→ **WORK REQUIRED**: Reproduce the data in its entirety, exactly as supplied.

--------------------

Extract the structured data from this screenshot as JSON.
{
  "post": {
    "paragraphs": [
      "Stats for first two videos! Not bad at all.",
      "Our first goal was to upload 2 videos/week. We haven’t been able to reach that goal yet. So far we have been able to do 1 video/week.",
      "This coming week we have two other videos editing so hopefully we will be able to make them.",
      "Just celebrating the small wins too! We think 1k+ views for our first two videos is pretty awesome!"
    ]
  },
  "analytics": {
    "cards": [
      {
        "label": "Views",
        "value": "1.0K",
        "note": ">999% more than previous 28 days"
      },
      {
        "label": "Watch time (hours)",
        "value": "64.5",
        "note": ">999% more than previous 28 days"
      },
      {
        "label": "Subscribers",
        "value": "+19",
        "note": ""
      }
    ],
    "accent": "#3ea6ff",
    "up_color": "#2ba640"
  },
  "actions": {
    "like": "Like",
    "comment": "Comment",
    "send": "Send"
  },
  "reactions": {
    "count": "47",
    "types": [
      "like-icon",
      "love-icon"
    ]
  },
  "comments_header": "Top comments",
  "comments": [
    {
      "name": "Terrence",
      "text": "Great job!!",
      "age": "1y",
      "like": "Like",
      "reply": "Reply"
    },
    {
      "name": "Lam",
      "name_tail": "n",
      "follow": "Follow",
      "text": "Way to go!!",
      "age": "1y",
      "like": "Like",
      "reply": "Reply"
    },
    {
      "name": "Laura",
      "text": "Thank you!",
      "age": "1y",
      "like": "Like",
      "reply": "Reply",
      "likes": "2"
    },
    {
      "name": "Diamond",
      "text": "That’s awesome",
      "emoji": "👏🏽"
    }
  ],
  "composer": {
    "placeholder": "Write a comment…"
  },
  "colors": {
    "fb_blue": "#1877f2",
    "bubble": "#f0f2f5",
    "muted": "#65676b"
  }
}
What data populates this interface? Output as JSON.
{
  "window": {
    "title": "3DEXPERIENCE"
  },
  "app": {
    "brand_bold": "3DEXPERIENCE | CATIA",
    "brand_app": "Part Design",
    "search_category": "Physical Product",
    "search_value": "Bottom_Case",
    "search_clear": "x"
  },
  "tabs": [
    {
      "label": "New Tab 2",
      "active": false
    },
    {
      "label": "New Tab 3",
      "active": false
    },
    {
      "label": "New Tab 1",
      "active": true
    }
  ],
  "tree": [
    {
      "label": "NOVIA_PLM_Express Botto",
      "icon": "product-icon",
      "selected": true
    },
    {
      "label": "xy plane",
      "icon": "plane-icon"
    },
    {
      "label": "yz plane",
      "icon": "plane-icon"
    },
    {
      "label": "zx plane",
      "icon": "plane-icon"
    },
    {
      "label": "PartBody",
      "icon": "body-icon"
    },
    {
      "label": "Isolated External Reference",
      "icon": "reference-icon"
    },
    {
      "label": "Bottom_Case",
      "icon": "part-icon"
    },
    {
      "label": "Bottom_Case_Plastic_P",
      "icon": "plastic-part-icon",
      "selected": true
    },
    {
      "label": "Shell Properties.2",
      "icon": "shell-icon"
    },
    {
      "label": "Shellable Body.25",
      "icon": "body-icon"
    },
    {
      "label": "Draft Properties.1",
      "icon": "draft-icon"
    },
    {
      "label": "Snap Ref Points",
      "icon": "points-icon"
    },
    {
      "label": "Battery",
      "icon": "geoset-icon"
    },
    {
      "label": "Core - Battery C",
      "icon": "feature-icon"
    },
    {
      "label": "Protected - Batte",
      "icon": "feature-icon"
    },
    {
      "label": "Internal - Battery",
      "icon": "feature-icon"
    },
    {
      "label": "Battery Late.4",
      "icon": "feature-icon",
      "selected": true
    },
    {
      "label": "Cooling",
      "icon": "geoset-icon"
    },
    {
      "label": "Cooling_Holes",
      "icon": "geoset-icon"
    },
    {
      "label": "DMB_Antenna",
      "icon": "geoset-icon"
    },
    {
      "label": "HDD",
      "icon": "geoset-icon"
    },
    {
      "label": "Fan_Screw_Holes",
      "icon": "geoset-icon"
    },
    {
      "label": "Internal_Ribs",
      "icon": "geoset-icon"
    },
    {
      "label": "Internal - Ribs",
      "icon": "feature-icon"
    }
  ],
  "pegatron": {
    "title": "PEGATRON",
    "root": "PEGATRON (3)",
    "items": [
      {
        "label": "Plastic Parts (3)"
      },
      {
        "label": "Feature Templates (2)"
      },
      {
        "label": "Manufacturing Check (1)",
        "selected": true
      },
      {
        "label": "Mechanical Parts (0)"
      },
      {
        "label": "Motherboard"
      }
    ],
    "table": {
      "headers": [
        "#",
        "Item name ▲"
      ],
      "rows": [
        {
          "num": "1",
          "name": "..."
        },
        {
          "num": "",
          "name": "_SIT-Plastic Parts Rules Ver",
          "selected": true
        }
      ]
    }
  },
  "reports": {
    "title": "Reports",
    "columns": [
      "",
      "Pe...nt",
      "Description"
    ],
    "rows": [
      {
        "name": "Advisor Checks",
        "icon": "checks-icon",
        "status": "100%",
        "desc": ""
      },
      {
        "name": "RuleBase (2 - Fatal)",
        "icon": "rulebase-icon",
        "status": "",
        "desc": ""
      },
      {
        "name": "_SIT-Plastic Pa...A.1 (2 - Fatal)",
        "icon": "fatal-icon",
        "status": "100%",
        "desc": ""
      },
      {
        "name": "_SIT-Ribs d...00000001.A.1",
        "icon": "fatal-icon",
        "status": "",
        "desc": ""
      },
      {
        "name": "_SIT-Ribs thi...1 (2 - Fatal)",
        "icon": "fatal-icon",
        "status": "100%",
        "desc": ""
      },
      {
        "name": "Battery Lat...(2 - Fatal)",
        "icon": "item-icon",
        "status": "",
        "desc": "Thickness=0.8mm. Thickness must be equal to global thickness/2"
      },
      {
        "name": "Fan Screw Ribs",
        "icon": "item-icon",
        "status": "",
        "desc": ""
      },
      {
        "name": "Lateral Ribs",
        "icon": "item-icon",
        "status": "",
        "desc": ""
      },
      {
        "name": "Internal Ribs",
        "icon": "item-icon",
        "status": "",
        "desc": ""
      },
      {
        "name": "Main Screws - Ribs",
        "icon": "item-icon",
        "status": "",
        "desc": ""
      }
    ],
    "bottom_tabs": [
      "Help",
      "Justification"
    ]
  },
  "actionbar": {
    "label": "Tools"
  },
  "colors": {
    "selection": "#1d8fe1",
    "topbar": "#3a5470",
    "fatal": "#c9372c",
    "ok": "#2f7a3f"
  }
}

--------------------

→ **ANSWER TO THE TASK**:
Extract the structured data from this screenshot as JSON.
{
  "post": {
    "paragraphs": [
      "Stats for first two videos! Not bad at all.",
      "Our first goal was to upload 2 videos/week. We haven’t been able to reach that goal yet. So far we have been able to do 1 video/week.",
      "This coming week we have two other videos editing so hopefully we will be able to make them.",
      "Just celebrating the small wins too! We think 1k+ views for our first two videos is pretty awesome!"
    ]
  },
  "analytics": {
    "cards": [
      {
        "label": "Views",
        "value": "1.0K",
        "note": ">999% more than previous 28 days"
      },
      {
        "label": "Watch time (hours)",
        "value": "64.5",
        "note": ">999% more than previous 28 days"
      },
      {
        "label": "Subscribers",
        "value": "+19",
        "note": ""
      }
    ],
    "accent": "#3ea6ff",
    "up_color": "#2ba640"
  },
  "actions": {
    "like": "Like",
    "comment": "Comment",
    "send": "Send"
  },
  "reactions": {
    "count": "47",
    "types": [
      "like-icon",
      "love-icon"
    ]
  },
  "comments_header": "Top comments",
  "comments": [
    {
      "name": "Terrence",
      "text": "Great job!!",
      "age": "1y",
      "like": "Like",
      "reply": "Reply"
    },
    {
      "name": "Lam",
      "name_tail": "n",
      "follow": "Follow",
      "text": "Way to go!!",
      "age": "1y",
      "like": "Like",
      "reply": "Reply"
    },
    {
      "name": "Laura",
      "text": "Thank you!",
      "age": "1y",
      "like": "Like",
      "reply": "Reply",
      "likes": "2"
    },
    {
      "name": "Diamond",
      "text": "That’s awesome",
      "emoji": "👏🏽"
    }
  ],
  "composer": {
    "placeholder": "Write a comment…"
  },
  "colors": {
    "fb_blue": "#1877f2",
    "bubble": "#f0f2f5",
    "muted": "#65676b"
  }
}
What data populates this interface? Output as JSON.
{
  "window": {
    "title": "3DEXPERIENCE"
  },
  "app": {
    "brand_bold": "3DEXPERIENCE | CATIA",
    "brand_app": "Part Design",
    "search_category": "Physical Product",
    "search_value": "Bottom_Case",
    "search_clear": "x"
  },
  "tabs": [
    {
      "label": "New Tab 2",
      "active": false
    },
    {
      "label": "New Tab 3",
      "active": false
    },
    {
      "label": "New Tab 1",
      "active": true
    }
  ],
  "tree": [
    {
      "label": "NOVIA_PLM_Express Botto",
      "icon": "product-icon",
      "selected": true
    },
    {
      "label": "xy plane",
      "icon": "plane-icon"
    },
    {
      "label": "yz plane",
      "icon": "plane-icon"
    },
    {
      "label": "zx plane",
      "icon": "plane-icon"
    },
    {
      "label": "PartBody",
      "icon": "body-icon"
    },
    {
      "label": "Isolated External Reference",
      "icon": "reference-icon"
    },
    {
      "label": "Bottom_Case",
      "icon": "part-icon"
    },
    {
      "label": "Bottom_Case_Plastic_P",
      "icon": "plastic-part-icon",
      "selected": true
    },
    {
      "label": "Shell Properties.2",
      "icon": "shell-icon"
    },
    {
      "label": "Shellable Body.25",
      "icon": "body-icon"
    },
    {
      "label": "Draft Properties.1",
      "icon": "draft-icon"
    },
    {
      "label": "Snap Ref Points",
      "icon": "points-icon"
    },
    {
      "label": "Battery",
      "icon": "geoset-icon"
    },
    {
      "label": "Core - Battery C",
      "icon": "feature-icon"
    },
    {
      "label": "Protected - Batte",
      "icon": "feature-icon"
    },
    {
      "label": "Internal - Battery",
      "icon": "feature-icon"
    },
    {
      "label": "Battery Late.4",
      "icon": "feature-icon",
      "selected": true
    },
    {
      "label": "Cooling",
      "icon": "geoset-icon"
    },
    {
      "label": "Cooling_Holes",
      "icon": "geoset-icon"
    },
    {
      "label": "DMB_Antenna",
      "icon": "geoset-icon"
    },
    {
      "label": "HDD",
      "icon": "geoset-icon"
    },
    {
      "label": "Fan_Screw_Holes",
      "icon": "geoset-icon"
    },
    {
      "label": "Internal_Ribs",
      "icon": "geoset-icon"
    },
    {
      "label": "Internal - Ribs",
      "icon": "feature-icon"
    }
  ],
  "pegatron": {
    "title": "PEGATRON",
    "root": "PEGATRON (3)",
    "items": [
      {
        "label": "Plastic Parts (3)"
      },
      {
        "label": "Feature Templates (2)"
      },
      {
        "label": "Manufacturing Check (1)",
        "selected": true
      },
      {
        "label": "Mechanical Parts (0)"
      },
      {
        "label": "Motherboard"
      }
    ],
    "table": {
      "headers": [
        "#",
        "Item name ▲"
      ],
      "rows": [
        {
          "num": "1",
          "name": "..."
        },
        {
          "num": "",
          "name": "_SIT-Plastic Parts Rules Ver",
          "selected": true
        }
      ]
    }
  },
  "reports": {
    "title": "Reports",
    "columns": [
      "",
      "Pe...nt",
      "Description"
    ],
    "rows": [
      {
        "name": "Advisor Checks",
        "icon": "checks-icon",
        "status": "100%",
        "desc": ""
      },
      {
        "name": "RuleBase (2 - Fatal)",
        "icon": "rulebase-icon",
        "status": "",
        "desc": ""
      },
      {
        "name": "_SIT-Plastic Pa...A.1 (2 - Fatal)",
        "icon": "fatal-icon",
        "status": "100%",
        "desc": ""
      },
      {
        "name": "_SIT-Ribs d...00000001.A.1",
        "icon": "fatal-icon",
        "status": "",
        "desc": ""
      },
      {
        "name": "_SIT-Ribs thi...1 (2 - Fatal)",
        "icon": "fatal-icon",
        "status": "100%",
        "desc": ""
      },
      {
        "name": "Battery Lat...(2 - Fatal)",
        "icon": "item-icon",
        "status": "",
        "desc": "Thickness=0.8mm. Thickness must be equal to global thickness/2"
      },
      {
        "name": "Fan Screw Ribs",
        "icon": "item-icon",
        "status": "",
        "desc": ""
      },
      {
        "name": "Lateral Ribs",
        "icon": "item-icon",
        "status": "",
        "desc": ""
      },
      {
        "name": "Internal Ribs",
        "icon": "item-icon",
        "status": "",
        "desc": ""
      },
      {
        "name": "Main Screws - Ribs",
        "icon": "item-icon",
        "status": "",
        "desc": ""
      }
    ],
    "bottom_tabs": [
      "Help",
      "Justification"
    ]
  },
  "actionbar": {
    "label": "Tools"
  },
  "colors": {
    "selection": "#1d8fe1",
    "topbar": "#3a5470",
    "fatal": "#c9372c",
    "ok": "#2f7a3f"
  }
}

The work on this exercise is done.